Stored data entries:

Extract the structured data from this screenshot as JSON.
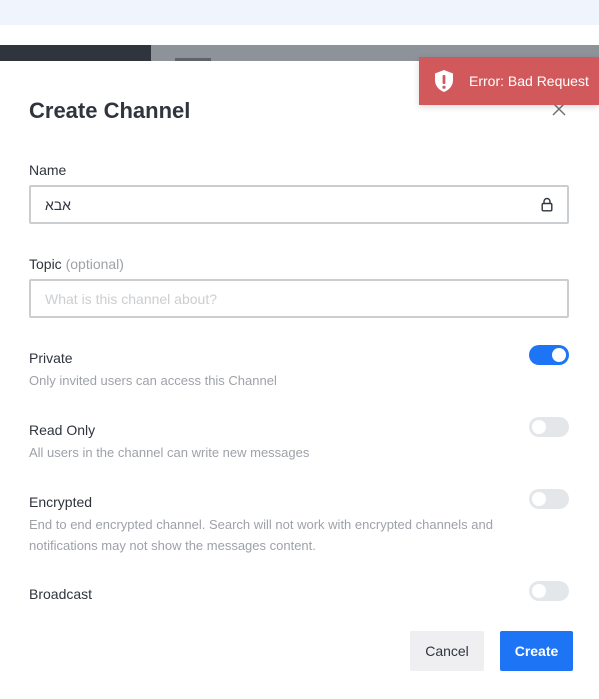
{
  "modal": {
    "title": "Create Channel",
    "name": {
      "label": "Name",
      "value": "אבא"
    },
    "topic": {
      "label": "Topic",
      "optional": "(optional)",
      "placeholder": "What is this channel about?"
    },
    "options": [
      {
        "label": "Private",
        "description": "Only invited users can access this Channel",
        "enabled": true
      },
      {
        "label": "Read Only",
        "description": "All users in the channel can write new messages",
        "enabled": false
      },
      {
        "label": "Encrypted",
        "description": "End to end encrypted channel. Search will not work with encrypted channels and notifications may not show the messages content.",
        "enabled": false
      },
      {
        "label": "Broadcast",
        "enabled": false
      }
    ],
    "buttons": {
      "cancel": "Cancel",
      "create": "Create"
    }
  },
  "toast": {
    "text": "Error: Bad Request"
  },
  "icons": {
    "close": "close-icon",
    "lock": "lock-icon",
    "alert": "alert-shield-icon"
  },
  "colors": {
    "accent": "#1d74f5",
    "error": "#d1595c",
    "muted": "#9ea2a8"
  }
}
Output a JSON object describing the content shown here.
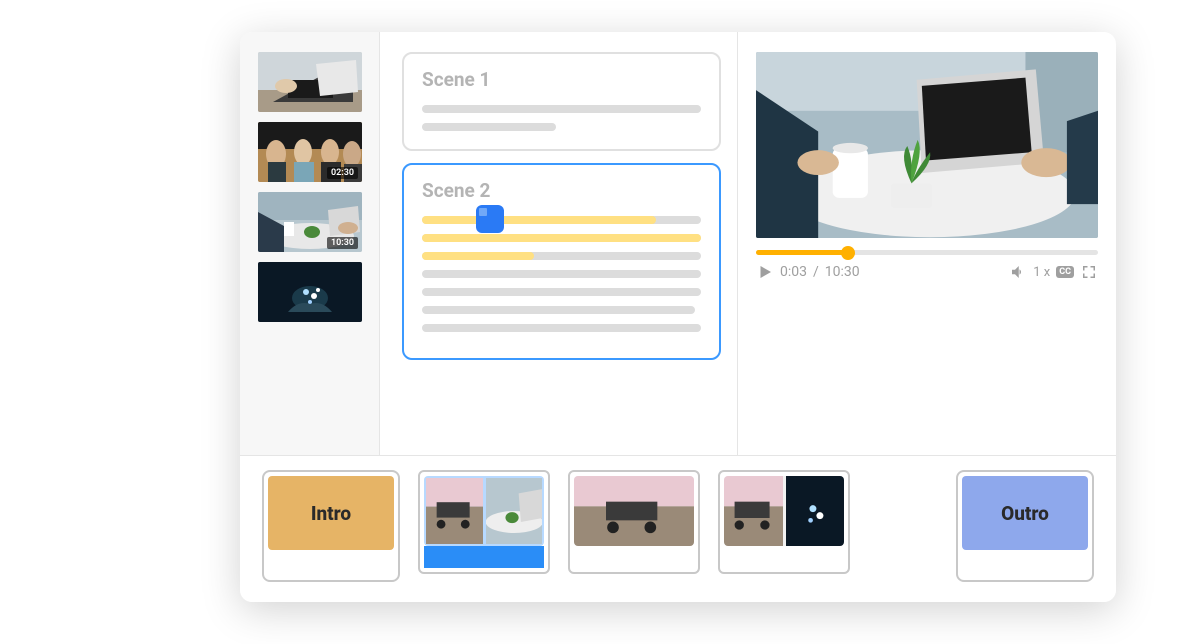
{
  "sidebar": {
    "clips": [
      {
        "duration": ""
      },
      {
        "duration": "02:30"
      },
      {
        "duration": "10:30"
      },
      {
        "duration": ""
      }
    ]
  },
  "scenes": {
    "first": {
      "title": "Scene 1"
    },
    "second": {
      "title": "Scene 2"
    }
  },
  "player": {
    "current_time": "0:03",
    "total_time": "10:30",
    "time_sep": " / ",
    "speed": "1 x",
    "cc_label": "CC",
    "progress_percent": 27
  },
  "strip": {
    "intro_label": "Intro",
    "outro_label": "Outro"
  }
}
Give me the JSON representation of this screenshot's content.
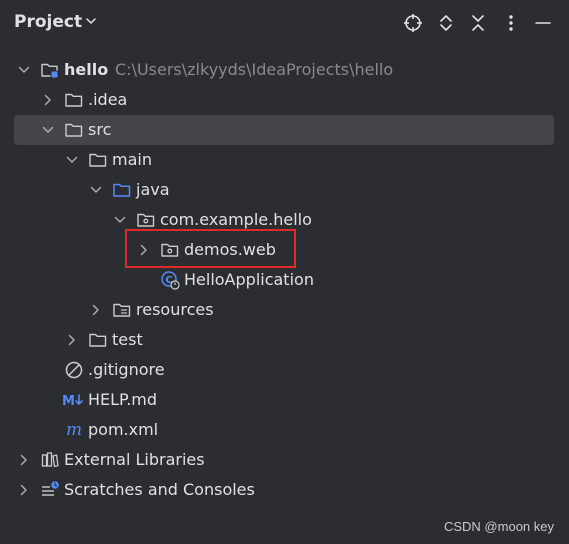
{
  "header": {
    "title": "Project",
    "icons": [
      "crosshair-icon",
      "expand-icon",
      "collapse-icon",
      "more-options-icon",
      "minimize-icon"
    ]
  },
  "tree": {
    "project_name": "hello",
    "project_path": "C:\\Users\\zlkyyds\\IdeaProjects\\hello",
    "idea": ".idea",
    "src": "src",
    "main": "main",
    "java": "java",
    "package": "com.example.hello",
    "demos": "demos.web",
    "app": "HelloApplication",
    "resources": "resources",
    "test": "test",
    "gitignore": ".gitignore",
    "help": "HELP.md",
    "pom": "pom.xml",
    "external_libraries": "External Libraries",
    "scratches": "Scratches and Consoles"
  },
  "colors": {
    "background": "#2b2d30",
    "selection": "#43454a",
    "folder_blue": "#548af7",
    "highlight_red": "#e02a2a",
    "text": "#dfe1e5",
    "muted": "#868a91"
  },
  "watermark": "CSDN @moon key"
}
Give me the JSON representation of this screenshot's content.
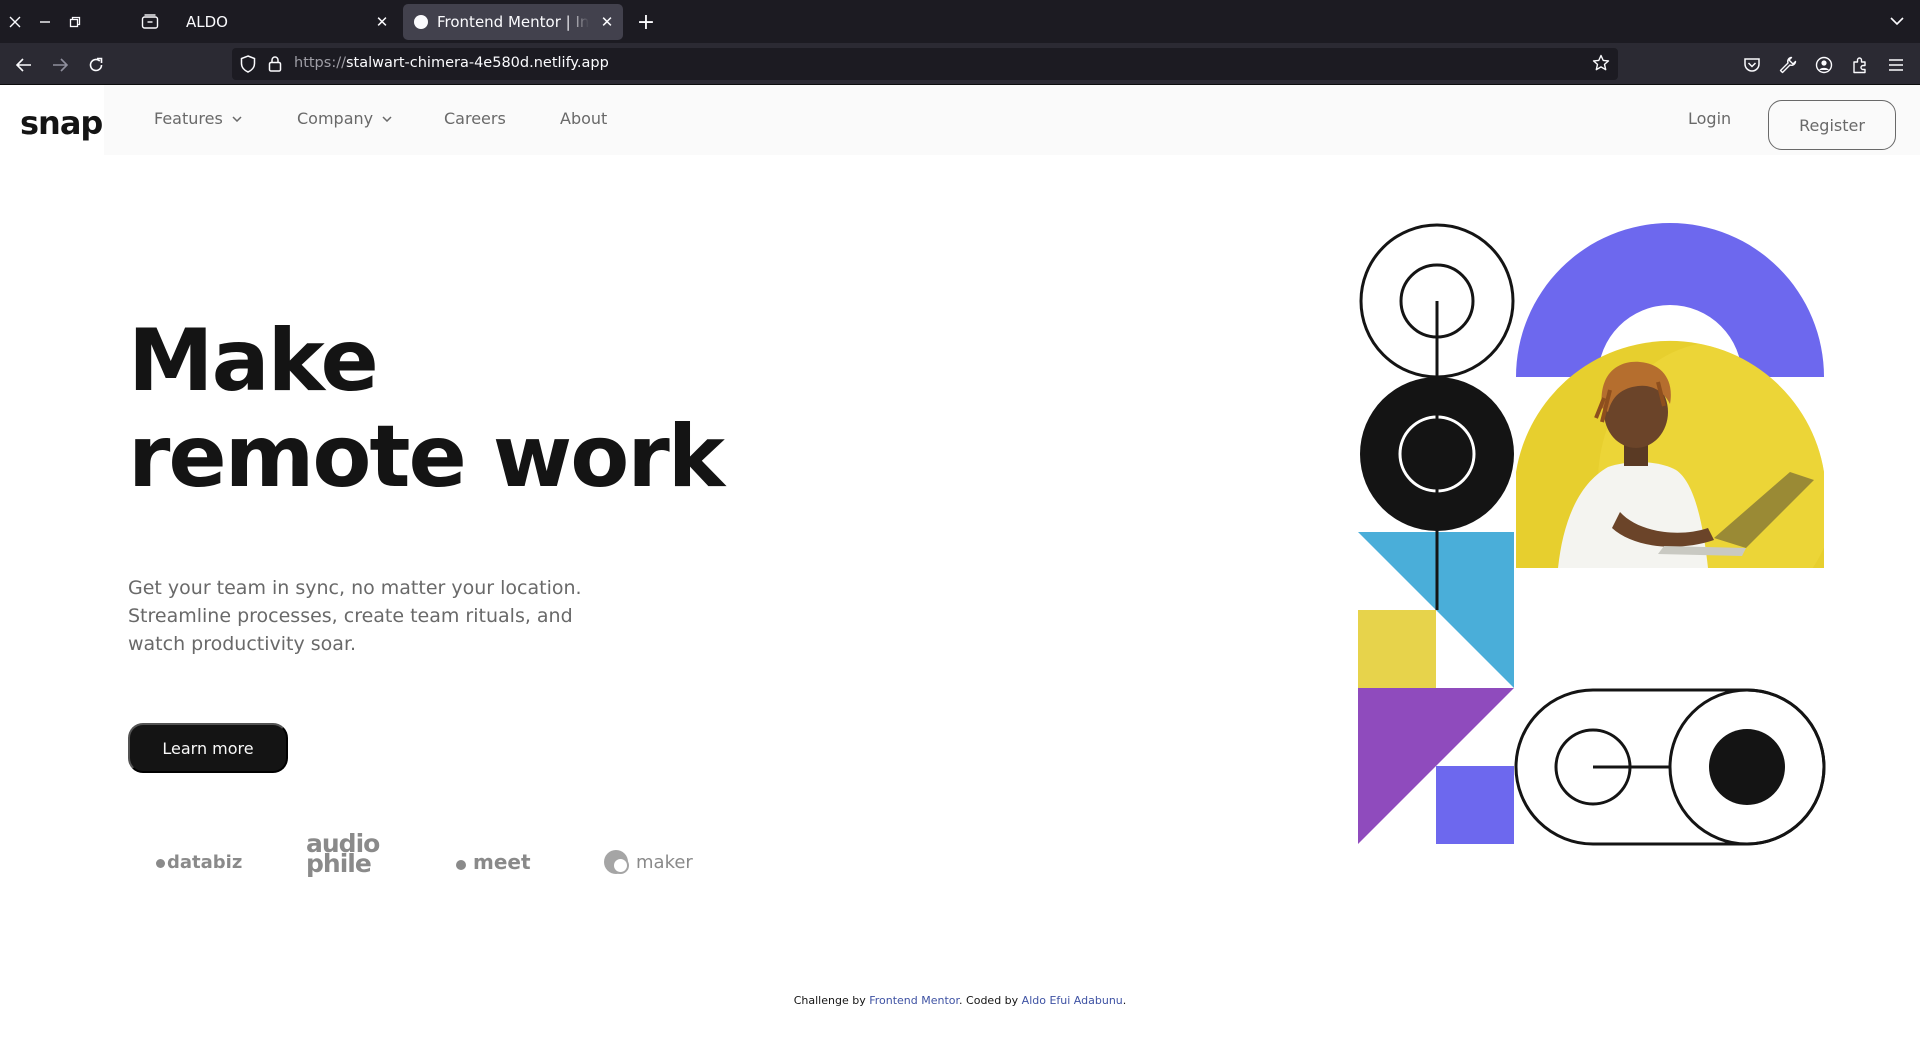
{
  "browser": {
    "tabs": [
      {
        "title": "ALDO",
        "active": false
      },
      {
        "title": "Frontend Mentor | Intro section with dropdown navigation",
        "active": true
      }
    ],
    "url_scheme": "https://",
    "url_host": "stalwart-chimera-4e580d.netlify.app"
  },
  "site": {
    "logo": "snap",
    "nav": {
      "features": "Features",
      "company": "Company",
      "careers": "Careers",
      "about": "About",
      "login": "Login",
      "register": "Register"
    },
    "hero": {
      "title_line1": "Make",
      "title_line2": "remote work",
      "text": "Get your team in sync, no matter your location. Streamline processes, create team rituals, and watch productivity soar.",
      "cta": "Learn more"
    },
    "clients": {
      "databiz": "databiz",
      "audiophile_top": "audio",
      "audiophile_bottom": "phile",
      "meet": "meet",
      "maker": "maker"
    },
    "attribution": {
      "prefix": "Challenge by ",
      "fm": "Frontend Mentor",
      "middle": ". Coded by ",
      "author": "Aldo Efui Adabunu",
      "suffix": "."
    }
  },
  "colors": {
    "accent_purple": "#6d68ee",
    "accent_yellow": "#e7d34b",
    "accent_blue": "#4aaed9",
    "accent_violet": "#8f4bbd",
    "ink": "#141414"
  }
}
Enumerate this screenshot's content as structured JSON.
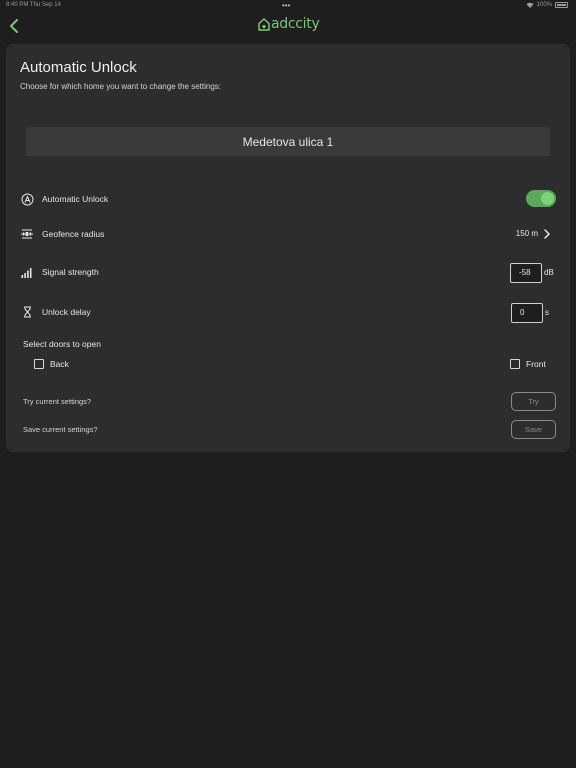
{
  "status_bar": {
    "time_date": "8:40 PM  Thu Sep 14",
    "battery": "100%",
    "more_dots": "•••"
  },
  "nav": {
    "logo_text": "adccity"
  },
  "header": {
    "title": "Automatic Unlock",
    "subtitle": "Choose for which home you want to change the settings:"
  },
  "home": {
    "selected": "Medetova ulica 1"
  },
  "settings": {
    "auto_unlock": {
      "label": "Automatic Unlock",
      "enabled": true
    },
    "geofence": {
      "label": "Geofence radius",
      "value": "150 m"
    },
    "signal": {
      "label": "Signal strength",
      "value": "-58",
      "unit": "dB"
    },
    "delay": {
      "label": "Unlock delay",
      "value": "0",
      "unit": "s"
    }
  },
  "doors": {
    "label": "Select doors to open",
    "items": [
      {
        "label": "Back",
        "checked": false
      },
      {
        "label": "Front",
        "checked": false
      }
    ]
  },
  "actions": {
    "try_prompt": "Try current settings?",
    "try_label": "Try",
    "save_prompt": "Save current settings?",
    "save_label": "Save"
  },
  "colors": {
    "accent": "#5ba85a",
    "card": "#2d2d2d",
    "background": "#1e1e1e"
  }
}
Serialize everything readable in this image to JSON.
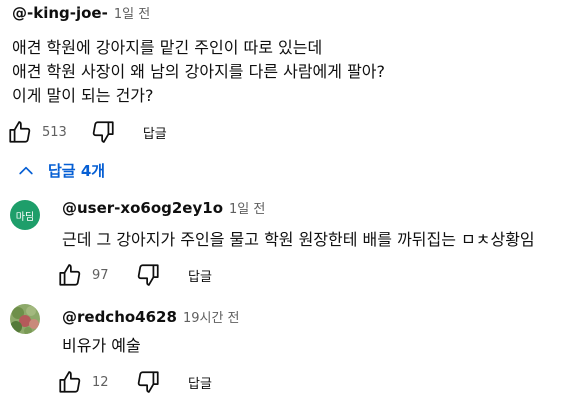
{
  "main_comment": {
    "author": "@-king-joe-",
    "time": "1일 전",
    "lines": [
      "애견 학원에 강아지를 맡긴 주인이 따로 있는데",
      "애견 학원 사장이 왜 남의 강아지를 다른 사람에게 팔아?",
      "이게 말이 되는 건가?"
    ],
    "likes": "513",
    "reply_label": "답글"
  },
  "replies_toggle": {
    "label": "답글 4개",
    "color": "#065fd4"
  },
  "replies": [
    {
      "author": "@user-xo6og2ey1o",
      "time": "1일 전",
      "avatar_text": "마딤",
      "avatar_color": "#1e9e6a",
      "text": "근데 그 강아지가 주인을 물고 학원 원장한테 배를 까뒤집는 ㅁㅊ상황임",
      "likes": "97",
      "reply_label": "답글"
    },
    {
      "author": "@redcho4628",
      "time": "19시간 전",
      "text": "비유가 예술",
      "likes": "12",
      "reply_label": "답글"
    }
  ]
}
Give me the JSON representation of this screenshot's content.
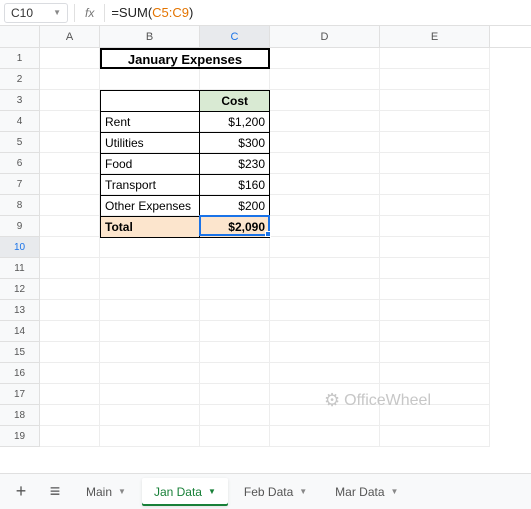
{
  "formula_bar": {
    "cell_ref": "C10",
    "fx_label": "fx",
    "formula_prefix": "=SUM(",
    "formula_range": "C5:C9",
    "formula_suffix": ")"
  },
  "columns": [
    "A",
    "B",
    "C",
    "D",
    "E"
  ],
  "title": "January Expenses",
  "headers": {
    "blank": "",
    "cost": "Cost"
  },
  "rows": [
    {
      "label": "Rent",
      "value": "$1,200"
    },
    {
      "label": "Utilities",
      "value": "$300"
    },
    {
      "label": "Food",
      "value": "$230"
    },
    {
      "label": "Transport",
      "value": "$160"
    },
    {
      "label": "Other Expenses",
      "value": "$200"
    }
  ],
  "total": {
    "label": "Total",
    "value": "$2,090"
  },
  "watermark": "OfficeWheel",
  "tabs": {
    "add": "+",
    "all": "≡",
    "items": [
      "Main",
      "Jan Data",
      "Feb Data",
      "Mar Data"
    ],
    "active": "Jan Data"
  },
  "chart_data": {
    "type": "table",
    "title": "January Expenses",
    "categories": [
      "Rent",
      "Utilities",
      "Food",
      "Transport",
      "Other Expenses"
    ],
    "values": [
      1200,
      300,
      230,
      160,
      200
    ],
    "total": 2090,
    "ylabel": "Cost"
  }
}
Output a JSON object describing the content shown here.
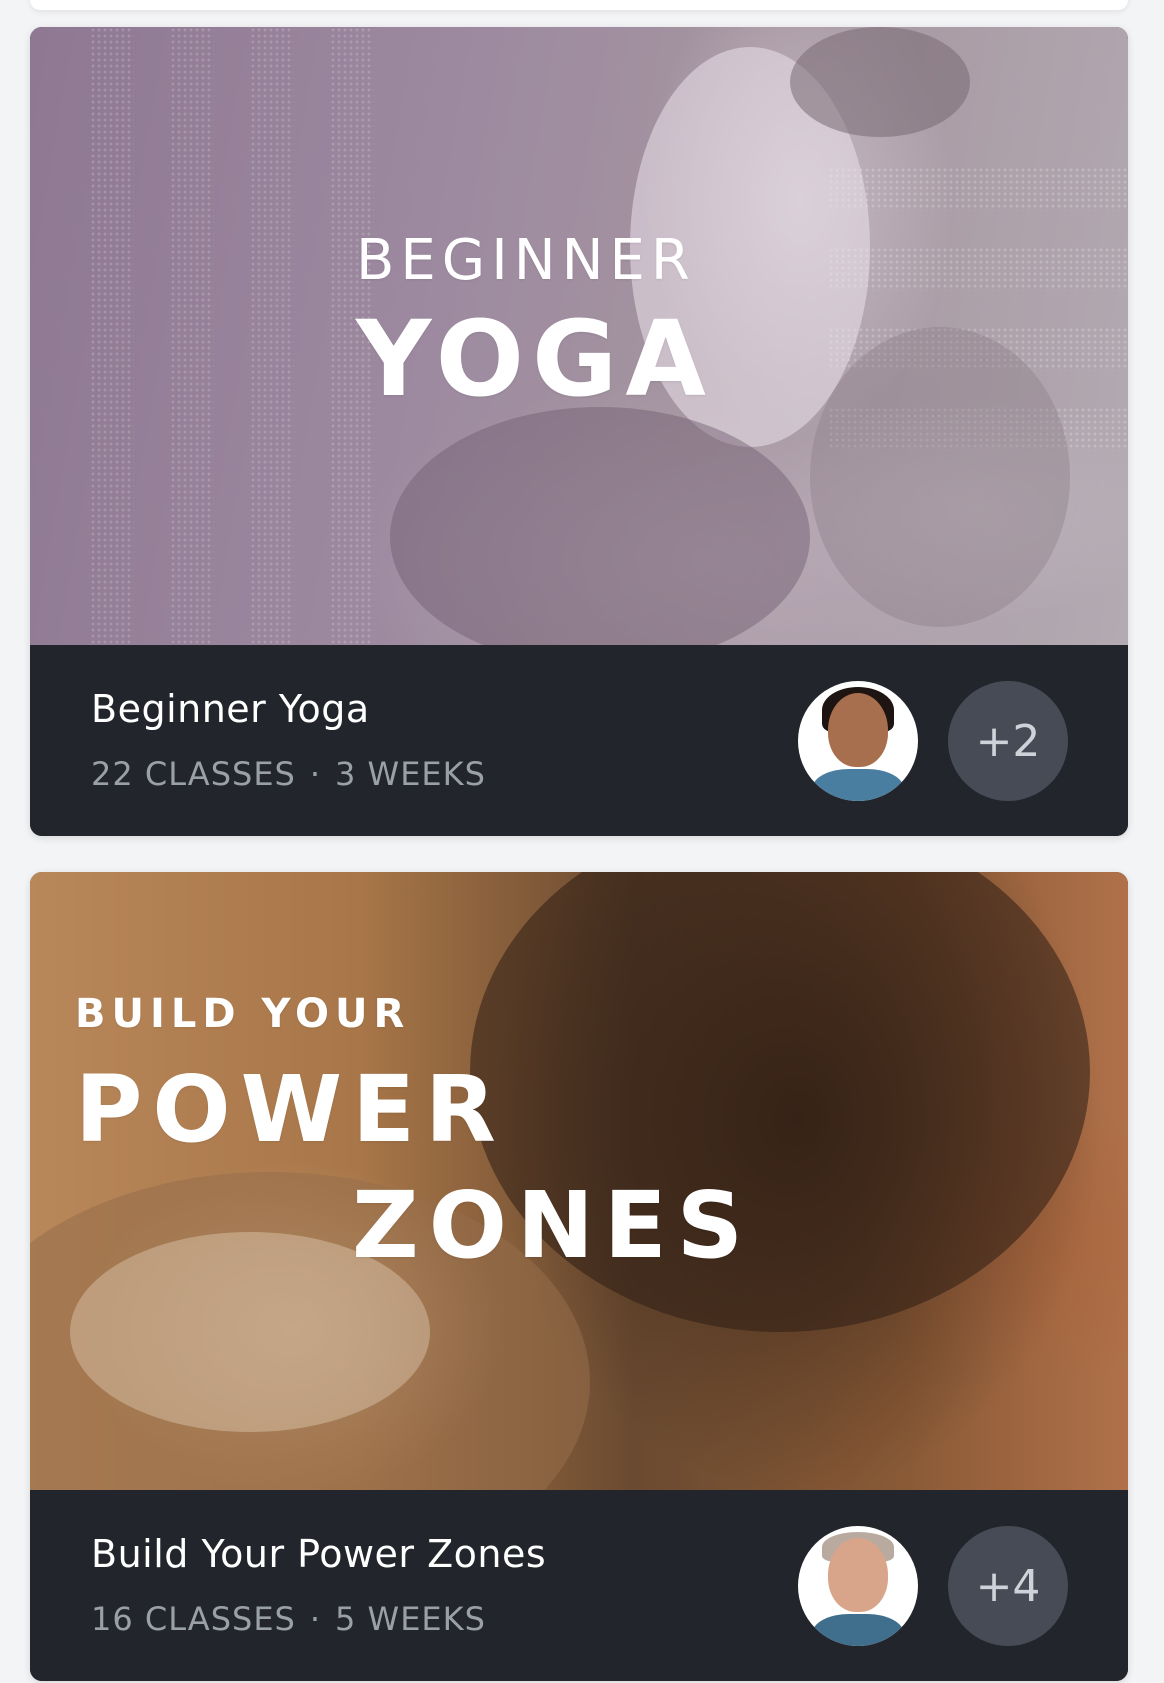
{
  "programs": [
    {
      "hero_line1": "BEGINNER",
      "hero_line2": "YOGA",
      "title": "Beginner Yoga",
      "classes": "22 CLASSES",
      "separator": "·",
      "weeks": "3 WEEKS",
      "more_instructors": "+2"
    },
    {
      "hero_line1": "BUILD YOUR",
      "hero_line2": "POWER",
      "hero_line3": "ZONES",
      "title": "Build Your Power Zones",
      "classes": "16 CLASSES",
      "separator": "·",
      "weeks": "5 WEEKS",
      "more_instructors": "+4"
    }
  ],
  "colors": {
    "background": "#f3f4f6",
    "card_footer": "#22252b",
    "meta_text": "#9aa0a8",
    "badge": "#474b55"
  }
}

- _Objective_
Collect the complete line wherever the string "January" appears in the records.

- _Expected output_
  "title": "January Expenses",
    "title": "January Expenses",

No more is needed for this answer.